» Exercise directions
Every record should be repeated exactly, except that pictures are left out.

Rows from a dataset
================================
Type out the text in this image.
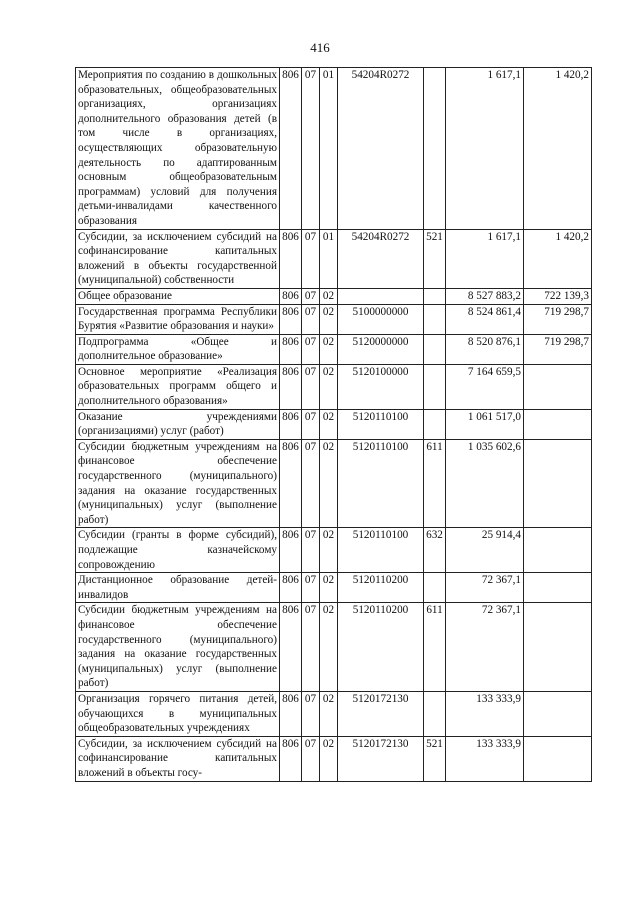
416
Мероприятия по созданию в дошкольных образовательных, общеобразовательных организациях, организациях дополнительного образования детей (в том числе в организациях, осуществляющих образовательную деятельность по адаптированным основным общеобразовательным программам) условий для получения детьми-инвалидами качественного образования	806	07	01	54204R0272		1 617,1	1 420,2
Субсидии, за исключением субсидий на софинансирование капитальных вложений в объекты государственной (муниципальной) собственности	806	07	01	54204R0272	521	1 617,1	1 420,2
Общее образование	806	07	02			8 527 883,2	722 139,3
Государственная программа Республики Бурятия «Развитие образования и науки»	806	07	02	5100000000		8 524 861,4	719 298,7
Подпрограмма «Общее и дополнительное образование»	806	07	02	5120000000		8 520 876,1	719 298,7
Основное мероприятие «Реализация образовательных программ общего и дополнительного образования»	806	07	02	5120100000		7 164 659,5	
Оказание учреждениями (организациями) услуг (работ)	806	07	02	5120110100		1 061 517,0	
Субсидии бюджетным учреждениям на финансовое обеспечение государственного (муниципального) задания на оказание государственных (муниципальных) услуг (выполнение работ)	806	07	02	5120110100	611	1 035 602,6	
Субсидии (гранты в форме субсидий), подлежащие казначейскому сопровождению	806	07	02	5120110100	632	25 914,4	
Дистанционное образование детей-инвалидов	806	07	02	5120110200		72 367,1	
Субсидии бюджетным учреждениям на финансовое обеспечение государственного (муниципального) задания на оказание государственных (муниципальных) услуг (выполнение работ)	806	07	02	5120110200	611	72 367,1	
Организация горячего питания детей, обучающихся в муниципальных общеобразовательных учреждениях	806	07	02	5120172130		133 333,9	
Субсидии, за исключением субсидий на софинансирование капитальных вложений в объекты госу-	806	07	02	5120172130	521	133 333,9	
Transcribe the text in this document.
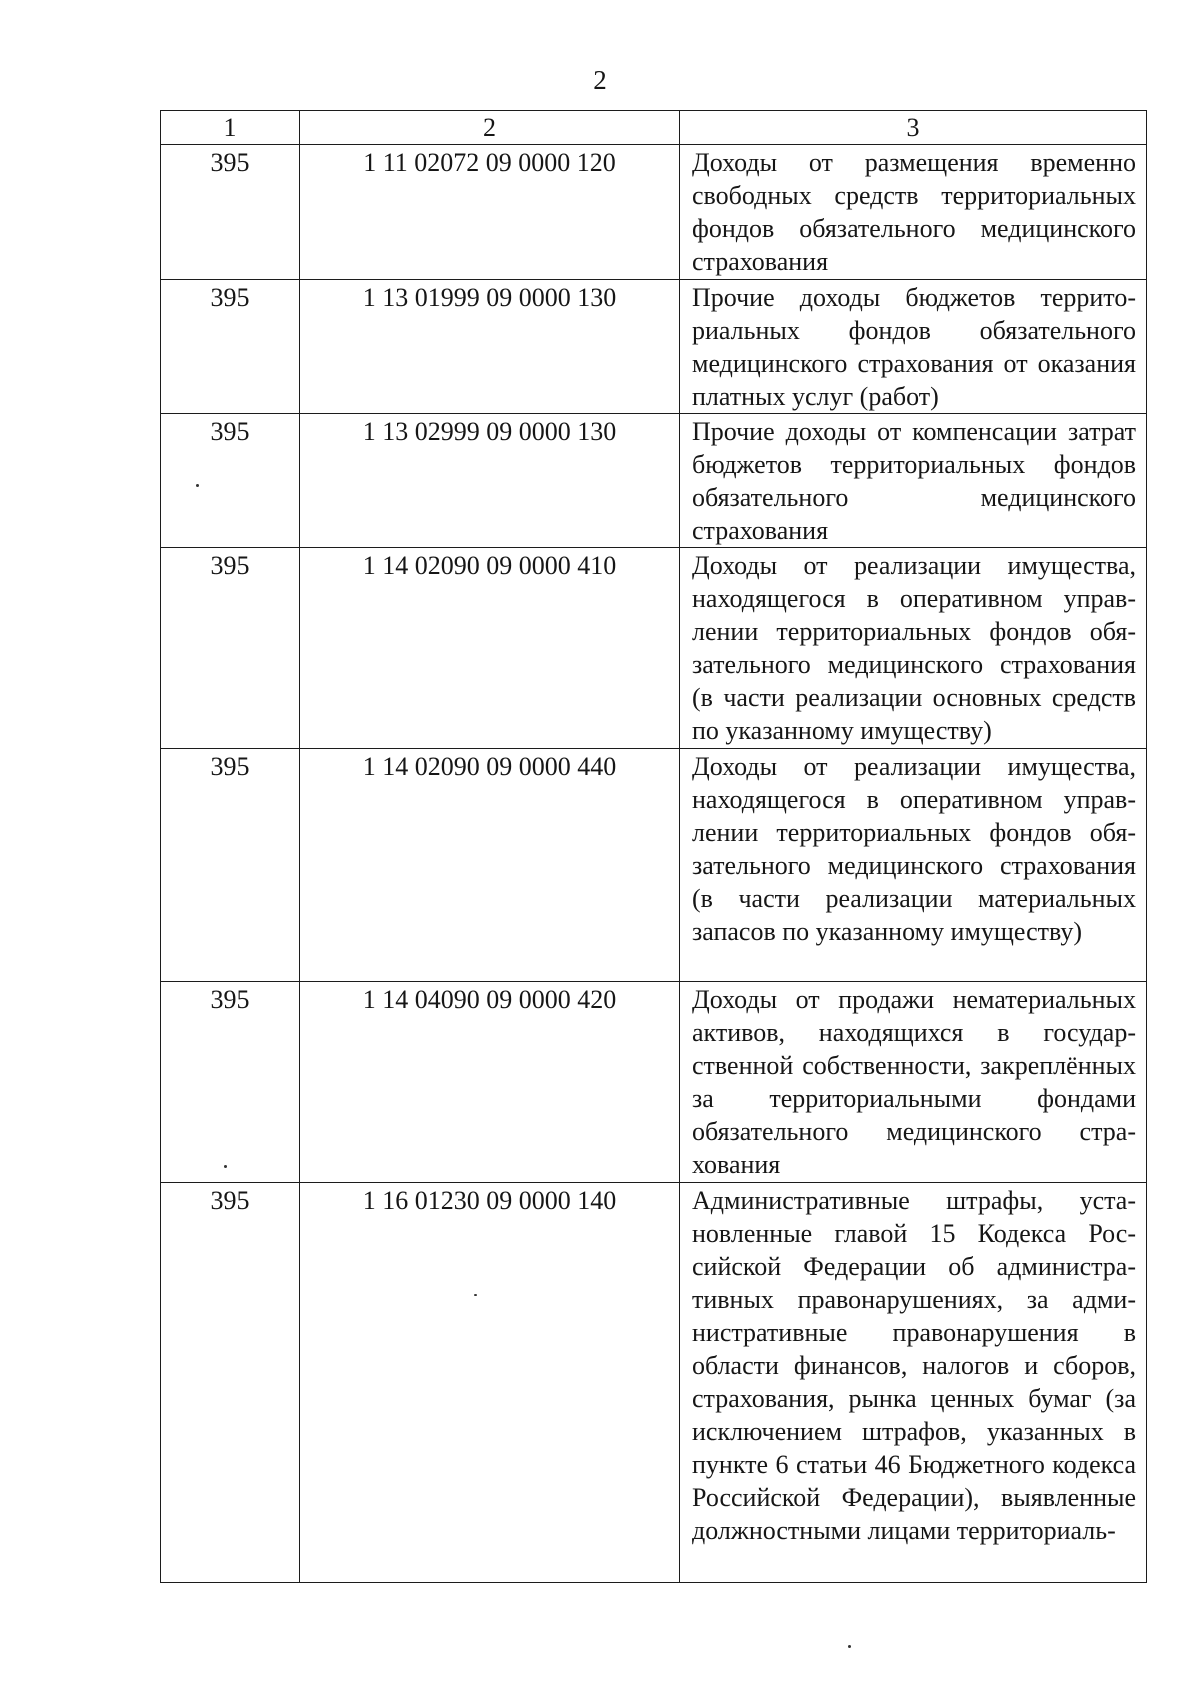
2
1	2	3
395	1 11 02072 09 0000 120	Доходы от размещения временно свободных средств территориальных фондов обязательного медицинского страхования
395	1 13 01999 09 0000 130	Прочие доходы бюджетов территориальных фондов обязательного медицинского страхования от оказания платных услуг (работ)
395	1 13 02999 09 0000 130	Прочие доходы от компенсации затрат бюджетов территориальных фондов обязательного медицинского страхования
395	1 14 02090 09 0000 410	Доходы от реализации имущества, находящегося в оперативном управлении территориальных фондов обязательного медицинского страхования (в части реализации основных средств по указанному имуществу)
395	1 14 02090 09 0000 440	Доходы от реализации имущества, находящегося в оперативном управлении территориальных фондов обязательного медицинского страхования (в части реализации материальных запасов по указанному имуществу)
395	1 14 04090 09 0000 420	Доходы от продажи нематериальных активов, находящихся в государственной собственности, закреплённых за территориальными фондами обязательного медицинского страхования
395	1 16 01230 09 0000 140	Административные штрафы, установленные главой 15 Кодекса Российской Федерации об административных правонарушениях, за административные правонарушения в области финансов, налогов и сборов, страхования, рынка ценных бумаг (за исключением штрафов, указанных в пункте 6 статьи 46 Бюджетного кодекса Российской Федерации), выявленные должностными лицами территориаль-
================================
» Task answer
Type out the text in this image.
416
Мероприятия по созданию в дошкольных образовательных, общеобразовательных организациях, организациях дополнительного образования детей (в том числе в организациях, осуществляющих образовательную деятельность по адаптированным основным общеобразовательным программам) условий для получения детьми-инвалидами качественного образования	806	07	01	54204R0272		1 617,1	1 420,2
Субсидии, за исключением субсидий на софинансирование капитальных вложений в объекты государственной (муниципальной) собственности	806	07	01	54204R0272	521	1 617,1	1 420,2
Общее образование	806	07	02			8 527 883,2	722 139,3
Государственная программа Республики Бурятия «Развитие образования и науки»	806	07	02	5100000000		8 524 861,4	719 298,7
Подпрограмма «Общее и дополнительное образование»	806	07	02	5120000000		8 520 876,1	719 298,7
Основное мероприятие «Реализация образовательных программ общего и дополнительного образования»	806	07	02	5120100000		7 164 659,5	
Оказание учреждениями (организациями) услуг (работ)	806	07	02	5120110100		1 061 517,0	
Субсидии бюджетным учреждениям на финансовое обеспечение государственного (муниципального) задания на оказание государственных (муниципальных) услуг (выполнение работ)	806	07	02	5120110100	611	1 035 602,6	
Субсидии (гранты в форме субсидий), подлежащие казначейскому сопровождению	806	07	02	5120110100	632	25 914,4	
Дистанционное образование детей-инвалидов	806	07	02	5120110200		72 367,1	
Субсидии бюджетным учреждениям на финансовое обеспечение государственного (муниципального) задания на оказание государственных (муниципальных) услуг (выполнение работ)	806	07	02	5120110200	611	72 367,1	
Организация горячего питания детей, обучающихся в муниципальных общеобразовательных учреждениях	806	07	02	5120172130		133 333,9	
Субсидии, за исключением субсидий на софинансирование капитальных вложений в объекты госу-	806	07	02	5120172130	521	133 333,9	
Transcribe the text in this document.
2
1	2	3
395	1 11 02072 09 0000 120	Доходы от размещения временно свободных средств территориальных фондов обязательного медицинского страхования
395	1 13 01999 09 0000 130	Прочие доходы бюджетов территориальных фондов обязательного медицинского страхования от оказания платных услуг (работ)
395	1 13 02999 09 0000 130	Прочие доходы от компенсации затрат бюджетов территориальных фондов обязательного медицинского страхования
395	1 14 02090 09 0000 410	Доходы от реализации имущества, находящегося в оперативном управлении территориальных фондов обязательного медицинского страхования (в части реализации основных средств по указанному имуществу)
395	1 14 02090 09 0000 440	Доходы от реализации имущества, находящегося в оперативном управлении территориальных фондов обязательного медицинского страхования (в части реализации материальных запасов по указанному имуществу)
395	1 14 04090 09 0000 420	Доходы от продажи нематериальных активов, находящихся в государственной собственности, закреплённых за территориальными фондами обязательного медицинского страхования
395	1 16 01230 09 0000 140	Административные штрафы, установленные главой 15 Кодекса Российской Федерации об административных правонарушениях, за административные правонарушения в области финансов, налогов и сборов, страхования, рынка ценных бумаг (за исключением штрафов, указанных в пункте 6 статьи 46 Бюджетного кодекса Российской Федерации), выявленные должностными лицами территориаль-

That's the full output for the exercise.